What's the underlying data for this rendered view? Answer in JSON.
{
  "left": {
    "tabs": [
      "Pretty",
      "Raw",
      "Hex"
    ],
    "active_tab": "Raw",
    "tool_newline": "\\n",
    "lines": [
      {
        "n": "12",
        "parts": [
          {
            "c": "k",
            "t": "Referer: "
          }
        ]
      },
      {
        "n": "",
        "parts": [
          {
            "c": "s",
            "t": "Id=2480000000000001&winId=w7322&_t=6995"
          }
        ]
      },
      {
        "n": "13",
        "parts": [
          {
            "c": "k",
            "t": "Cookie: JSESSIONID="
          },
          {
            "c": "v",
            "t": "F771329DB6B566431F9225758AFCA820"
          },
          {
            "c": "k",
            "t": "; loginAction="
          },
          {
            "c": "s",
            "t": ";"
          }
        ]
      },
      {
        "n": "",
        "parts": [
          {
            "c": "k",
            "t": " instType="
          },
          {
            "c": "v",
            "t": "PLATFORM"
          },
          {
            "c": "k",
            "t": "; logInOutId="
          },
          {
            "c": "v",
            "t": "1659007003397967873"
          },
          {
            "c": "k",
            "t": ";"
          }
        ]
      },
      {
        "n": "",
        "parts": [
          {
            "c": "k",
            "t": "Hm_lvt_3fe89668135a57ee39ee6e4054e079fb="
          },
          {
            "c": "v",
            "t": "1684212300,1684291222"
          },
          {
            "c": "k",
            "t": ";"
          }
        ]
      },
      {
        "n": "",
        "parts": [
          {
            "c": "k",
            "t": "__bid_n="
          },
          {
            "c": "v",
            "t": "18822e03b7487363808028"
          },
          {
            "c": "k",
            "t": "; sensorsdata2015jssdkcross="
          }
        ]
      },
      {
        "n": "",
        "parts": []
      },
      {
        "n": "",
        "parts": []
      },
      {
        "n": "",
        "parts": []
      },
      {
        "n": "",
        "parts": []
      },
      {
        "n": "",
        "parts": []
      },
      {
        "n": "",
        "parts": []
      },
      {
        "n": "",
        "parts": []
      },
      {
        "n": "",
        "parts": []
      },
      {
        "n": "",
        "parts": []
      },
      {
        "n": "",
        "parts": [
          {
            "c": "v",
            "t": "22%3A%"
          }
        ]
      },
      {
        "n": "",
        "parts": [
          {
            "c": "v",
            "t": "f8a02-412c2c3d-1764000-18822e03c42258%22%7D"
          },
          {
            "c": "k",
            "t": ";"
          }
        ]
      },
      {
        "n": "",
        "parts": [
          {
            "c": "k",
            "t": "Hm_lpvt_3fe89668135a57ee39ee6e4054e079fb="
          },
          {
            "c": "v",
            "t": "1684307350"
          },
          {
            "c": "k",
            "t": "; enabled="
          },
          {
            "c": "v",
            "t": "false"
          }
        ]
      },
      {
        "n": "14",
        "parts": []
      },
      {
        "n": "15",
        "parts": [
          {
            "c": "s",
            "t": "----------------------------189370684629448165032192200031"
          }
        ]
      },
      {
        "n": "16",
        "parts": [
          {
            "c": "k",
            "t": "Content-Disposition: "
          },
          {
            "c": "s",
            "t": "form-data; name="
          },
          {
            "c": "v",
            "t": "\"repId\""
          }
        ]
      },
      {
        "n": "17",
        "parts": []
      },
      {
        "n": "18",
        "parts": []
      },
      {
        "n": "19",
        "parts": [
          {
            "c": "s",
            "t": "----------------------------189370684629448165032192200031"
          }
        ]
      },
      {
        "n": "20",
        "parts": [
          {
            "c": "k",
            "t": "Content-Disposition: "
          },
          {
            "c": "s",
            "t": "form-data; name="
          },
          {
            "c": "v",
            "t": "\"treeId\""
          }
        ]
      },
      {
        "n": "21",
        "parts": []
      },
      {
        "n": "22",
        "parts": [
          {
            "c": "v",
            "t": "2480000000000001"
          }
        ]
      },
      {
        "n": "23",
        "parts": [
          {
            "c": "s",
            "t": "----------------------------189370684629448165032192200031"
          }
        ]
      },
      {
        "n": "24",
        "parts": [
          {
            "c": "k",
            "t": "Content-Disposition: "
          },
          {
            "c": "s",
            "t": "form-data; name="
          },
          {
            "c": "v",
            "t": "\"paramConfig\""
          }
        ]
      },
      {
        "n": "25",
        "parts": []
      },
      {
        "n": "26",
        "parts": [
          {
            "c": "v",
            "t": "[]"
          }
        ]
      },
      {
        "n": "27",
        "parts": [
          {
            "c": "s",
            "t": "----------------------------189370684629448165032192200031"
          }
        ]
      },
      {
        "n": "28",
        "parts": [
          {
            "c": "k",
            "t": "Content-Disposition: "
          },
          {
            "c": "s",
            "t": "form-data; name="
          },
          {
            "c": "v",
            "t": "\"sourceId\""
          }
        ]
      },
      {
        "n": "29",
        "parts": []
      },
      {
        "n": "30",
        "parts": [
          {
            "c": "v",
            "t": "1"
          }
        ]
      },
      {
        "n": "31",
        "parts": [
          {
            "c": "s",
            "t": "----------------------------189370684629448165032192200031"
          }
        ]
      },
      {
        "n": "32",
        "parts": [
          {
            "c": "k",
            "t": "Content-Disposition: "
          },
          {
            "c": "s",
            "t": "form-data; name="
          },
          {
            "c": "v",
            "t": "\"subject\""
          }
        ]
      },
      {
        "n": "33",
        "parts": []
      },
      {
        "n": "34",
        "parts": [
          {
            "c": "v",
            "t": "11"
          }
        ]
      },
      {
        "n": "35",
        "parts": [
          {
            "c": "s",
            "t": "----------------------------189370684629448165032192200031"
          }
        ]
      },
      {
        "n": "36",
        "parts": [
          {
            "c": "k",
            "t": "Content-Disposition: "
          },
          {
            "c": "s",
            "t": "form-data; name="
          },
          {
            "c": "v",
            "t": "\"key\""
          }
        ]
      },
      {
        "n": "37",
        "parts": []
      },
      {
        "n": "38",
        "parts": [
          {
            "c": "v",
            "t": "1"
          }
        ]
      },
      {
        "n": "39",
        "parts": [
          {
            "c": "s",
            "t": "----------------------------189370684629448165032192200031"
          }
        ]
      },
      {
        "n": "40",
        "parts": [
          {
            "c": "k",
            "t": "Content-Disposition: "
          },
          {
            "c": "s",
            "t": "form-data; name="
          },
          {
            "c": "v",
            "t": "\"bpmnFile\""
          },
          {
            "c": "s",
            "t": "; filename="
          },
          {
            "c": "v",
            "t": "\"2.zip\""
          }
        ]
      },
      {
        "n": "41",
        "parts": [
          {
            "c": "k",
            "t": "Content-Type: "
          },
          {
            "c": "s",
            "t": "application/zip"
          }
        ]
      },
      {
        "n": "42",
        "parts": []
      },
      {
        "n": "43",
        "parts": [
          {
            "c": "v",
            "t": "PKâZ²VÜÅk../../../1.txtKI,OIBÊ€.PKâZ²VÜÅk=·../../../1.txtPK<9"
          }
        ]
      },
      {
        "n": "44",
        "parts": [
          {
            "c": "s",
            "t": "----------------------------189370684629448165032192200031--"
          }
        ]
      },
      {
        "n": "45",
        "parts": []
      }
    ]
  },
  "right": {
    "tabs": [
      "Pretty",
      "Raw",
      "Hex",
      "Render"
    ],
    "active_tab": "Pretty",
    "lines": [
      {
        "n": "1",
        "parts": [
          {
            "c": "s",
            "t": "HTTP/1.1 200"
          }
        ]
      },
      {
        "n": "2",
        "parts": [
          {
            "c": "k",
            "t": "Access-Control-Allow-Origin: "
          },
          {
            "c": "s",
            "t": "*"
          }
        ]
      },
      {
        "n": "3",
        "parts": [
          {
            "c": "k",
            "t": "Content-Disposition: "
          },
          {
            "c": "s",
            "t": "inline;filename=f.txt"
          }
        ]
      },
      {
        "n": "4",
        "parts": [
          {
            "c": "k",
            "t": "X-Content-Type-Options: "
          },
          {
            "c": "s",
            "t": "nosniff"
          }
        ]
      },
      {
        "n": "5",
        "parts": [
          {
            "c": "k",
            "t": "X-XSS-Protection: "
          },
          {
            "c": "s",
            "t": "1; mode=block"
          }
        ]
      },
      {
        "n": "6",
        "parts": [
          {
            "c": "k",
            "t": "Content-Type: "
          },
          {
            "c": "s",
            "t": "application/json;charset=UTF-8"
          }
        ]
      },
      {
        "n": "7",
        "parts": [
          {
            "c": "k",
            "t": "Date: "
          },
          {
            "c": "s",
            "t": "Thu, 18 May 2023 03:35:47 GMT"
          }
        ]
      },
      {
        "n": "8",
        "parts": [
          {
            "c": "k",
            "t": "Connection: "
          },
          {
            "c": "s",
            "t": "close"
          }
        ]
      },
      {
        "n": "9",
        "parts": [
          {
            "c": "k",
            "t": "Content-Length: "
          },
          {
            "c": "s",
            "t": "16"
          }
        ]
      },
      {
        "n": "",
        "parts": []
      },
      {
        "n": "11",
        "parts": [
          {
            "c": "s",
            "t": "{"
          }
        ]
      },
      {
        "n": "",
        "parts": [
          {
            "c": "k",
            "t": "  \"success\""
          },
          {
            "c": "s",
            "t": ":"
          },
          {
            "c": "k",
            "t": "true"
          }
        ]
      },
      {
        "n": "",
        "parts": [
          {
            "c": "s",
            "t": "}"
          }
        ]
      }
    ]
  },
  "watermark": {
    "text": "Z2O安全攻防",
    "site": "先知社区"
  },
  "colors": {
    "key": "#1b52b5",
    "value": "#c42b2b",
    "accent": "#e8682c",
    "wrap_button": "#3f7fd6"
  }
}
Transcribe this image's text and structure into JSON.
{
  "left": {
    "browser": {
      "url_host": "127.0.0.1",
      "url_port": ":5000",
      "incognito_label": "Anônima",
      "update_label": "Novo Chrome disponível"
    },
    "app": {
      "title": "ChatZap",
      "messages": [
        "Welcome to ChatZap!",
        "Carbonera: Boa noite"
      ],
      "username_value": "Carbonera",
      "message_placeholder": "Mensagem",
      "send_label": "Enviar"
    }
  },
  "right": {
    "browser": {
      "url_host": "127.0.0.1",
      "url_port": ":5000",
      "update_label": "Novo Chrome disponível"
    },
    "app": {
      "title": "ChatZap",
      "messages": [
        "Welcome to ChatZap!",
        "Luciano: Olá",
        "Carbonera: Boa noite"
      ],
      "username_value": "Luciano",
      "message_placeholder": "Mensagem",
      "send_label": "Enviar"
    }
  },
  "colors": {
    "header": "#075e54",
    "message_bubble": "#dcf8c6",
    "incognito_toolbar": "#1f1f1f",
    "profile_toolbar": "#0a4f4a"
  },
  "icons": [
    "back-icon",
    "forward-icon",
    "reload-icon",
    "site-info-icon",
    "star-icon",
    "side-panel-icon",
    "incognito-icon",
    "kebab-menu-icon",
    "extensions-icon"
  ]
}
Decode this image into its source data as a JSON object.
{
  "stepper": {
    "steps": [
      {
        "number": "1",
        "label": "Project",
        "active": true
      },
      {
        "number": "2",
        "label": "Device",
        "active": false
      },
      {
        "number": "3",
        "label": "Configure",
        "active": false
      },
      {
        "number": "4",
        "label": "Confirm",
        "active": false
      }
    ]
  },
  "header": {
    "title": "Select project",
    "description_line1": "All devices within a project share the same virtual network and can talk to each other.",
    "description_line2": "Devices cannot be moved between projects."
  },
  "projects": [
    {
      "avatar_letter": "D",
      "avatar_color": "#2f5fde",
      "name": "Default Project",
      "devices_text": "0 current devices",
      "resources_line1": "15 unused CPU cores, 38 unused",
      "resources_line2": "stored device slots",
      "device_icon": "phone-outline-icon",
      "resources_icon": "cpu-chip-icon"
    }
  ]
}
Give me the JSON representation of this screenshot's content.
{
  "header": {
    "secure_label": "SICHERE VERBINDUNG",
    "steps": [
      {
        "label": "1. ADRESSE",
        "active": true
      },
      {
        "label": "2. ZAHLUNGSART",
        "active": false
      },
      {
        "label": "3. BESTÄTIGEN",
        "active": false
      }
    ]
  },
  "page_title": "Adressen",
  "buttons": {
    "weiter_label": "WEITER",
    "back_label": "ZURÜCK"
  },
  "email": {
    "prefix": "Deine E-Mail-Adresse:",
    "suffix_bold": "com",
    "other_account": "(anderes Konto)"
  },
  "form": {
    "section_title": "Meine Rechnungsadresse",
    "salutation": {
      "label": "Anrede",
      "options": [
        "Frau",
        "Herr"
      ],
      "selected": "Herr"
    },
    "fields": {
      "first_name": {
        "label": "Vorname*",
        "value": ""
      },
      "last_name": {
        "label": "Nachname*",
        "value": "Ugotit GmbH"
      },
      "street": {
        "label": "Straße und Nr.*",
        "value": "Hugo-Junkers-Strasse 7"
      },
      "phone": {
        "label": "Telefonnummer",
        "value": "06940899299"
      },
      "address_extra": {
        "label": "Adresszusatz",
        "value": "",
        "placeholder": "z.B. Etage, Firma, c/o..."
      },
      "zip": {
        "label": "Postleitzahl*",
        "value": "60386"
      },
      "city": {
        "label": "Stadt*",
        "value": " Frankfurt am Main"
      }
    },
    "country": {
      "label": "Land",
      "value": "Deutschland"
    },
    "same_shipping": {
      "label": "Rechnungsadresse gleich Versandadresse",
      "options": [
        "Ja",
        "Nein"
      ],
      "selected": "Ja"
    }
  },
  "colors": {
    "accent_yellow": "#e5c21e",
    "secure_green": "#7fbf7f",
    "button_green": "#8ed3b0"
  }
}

◇ ◇ ◇

● **WRITTEN REQUEST**:
State how many lines of the records above contain "Rechnungsadresse", with no words besides the number.

● **SOLUTION TO THE EXERCISE**:
2